PROBLEM DETAILS
Filter the entries below, keeping every line that has the word "content".

SUPPLIED ENTRIES
_____
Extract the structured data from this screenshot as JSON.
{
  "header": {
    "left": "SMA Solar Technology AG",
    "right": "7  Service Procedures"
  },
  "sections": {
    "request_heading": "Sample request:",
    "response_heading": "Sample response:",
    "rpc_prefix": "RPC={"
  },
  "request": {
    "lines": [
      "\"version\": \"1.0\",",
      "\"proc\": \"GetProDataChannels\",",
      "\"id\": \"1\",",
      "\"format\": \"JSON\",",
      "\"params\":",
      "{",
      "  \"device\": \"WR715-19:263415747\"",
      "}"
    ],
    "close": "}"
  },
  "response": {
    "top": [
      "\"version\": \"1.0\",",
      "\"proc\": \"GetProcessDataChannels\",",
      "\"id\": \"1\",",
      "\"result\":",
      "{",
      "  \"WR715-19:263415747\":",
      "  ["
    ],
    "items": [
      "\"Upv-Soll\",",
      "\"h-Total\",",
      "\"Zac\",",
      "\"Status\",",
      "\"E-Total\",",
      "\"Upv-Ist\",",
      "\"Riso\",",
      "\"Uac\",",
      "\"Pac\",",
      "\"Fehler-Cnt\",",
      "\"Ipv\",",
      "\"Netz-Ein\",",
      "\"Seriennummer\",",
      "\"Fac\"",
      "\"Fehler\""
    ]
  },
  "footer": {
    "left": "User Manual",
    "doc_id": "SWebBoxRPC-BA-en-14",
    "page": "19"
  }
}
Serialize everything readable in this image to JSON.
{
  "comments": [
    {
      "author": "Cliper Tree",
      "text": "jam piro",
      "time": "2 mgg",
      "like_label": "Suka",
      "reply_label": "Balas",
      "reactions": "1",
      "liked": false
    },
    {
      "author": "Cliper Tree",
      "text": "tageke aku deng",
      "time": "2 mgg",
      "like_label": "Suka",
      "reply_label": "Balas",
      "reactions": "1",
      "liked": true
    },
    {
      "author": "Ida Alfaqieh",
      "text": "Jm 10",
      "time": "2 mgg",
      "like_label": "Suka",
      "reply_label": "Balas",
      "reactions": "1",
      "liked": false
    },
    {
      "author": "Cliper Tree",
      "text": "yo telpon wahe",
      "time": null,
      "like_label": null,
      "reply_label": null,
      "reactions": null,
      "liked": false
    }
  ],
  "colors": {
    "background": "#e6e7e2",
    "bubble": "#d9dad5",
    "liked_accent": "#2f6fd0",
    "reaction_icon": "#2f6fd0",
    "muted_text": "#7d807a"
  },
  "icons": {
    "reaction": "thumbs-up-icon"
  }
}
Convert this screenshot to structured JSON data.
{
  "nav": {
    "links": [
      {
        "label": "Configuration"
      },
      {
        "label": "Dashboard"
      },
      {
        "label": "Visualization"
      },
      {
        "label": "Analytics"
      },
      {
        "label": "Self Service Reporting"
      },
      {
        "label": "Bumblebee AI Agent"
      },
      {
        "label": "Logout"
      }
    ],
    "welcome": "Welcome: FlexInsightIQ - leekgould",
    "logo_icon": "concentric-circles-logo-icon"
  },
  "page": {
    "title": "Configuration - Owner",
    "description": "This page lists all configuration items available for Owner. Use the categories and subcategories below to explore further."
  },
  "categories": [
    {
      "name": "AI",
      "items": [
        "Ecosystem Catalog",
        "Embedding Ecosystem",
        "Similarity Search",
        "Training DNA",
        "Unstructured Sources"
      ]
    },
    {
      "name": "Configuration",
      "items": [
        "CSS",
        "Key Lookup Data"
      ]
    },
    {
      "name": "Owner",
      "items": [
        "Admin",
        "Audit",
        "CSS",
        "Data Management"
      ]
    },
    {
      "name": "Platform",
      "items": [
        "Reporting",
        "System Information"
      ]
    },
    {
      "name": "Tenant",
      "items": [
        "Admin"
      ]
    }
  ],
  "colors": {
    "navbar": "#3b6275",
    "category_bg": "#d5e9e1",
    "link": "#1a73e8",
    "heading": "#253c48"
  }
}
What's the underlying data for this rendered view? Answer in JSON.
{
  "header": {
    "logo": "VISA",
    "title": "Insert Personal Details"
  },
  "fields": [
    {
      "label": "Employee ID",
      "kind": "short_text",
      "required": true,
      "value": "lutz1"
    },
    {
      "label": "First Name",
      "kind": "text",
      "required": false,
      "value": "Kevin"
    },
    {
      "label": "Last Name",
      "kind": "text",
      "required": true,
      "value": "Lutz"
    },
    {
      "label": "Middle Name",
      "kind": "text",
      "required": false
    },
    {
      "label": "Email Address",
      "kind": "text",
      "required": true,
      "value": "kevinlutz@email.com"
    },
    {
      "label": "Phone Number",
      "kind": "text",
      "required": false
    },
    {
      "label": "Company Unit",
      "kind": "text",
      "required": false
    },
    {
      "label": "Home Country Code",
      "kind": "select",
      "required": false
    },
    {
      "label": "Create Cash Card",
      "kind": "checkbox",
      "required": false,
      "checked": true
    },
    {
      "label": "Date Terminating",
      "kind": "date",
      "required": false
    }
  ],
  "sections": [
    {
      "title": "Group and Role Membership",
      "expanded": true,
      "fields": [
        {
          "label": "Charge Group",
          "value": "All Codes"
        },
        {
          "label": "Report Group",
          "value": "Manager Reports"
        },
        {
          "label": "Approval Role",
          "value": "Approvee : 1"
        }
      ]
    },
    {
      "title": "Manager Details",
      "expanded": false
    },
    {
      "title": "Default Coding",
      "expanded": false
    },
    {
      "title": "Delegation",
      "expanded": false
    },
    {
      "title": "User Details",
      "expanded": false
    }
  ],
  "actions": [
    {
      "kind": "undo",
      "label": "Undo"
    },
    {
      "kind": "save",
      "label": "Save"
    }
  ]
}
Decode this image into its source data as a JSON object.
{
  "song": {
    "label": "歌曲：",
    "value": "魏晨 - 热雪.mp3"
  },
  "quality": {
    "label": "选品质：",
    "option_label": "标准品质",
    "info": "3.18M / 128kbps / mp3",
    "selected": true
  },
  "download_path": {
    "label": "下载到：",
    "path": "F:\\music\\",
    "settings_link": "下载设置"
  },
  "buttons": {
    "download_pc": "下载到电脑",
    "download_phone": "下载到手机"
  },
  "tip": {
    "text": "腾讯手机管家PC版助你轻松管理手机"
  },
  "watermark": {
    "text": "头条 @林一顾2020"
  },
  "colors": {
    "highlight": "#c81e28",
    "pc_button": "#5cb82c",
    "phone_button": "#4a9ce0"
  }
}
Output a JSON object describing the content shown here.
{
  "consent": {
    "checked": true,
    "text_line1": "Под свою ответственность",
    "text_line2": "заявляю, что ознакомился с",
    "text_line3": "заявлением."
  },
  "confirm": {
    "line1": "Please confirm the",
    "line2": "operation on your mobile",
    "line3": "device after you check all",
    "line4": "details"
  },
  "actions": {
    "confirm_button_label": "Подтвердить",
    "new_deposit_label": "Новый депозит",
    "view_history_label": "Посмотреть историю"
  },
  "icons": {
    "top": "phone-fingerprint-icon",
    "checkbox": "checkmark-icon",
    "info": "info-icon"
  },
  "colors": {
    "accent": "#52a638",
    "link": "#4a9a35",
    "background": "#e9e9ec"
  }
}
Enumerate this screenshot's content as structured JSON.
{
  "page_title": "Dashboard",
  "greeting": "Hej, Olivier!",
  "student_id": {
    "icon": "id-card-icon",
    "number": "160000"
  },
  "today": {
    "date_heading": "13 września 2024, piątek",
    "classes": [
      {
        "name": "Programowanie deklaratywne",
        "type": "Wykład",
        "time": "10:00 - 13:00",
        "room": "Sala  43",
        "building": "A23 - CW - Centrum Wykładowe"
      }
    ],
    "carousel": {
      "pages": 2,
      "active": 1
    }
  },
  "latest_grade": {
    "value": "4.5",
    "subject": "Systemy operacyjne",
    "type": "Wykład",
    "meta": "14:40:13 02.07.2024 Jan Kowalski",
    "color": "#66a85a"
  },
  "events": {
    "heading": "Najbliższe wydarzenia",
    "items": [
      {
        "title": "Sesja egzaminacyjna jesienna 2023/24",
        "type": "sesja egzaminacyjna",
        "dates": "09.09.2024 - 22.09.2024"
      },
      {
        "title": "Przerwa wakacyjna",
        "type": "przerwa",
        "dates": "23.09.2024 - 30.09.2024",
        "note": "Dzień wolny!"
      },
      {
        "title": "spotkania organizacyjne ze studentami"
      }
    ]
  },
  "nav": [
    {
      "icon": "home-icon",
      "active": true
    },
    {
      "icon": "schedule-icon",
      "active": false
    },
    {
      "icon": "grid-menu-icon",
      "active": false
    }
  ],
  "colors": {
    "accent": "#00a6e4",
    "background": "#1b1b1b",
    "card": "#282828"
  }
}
_____
ANSWER
Output a JSON object describing the content shown here.
Enumerate this screenshot's content as structured JSON.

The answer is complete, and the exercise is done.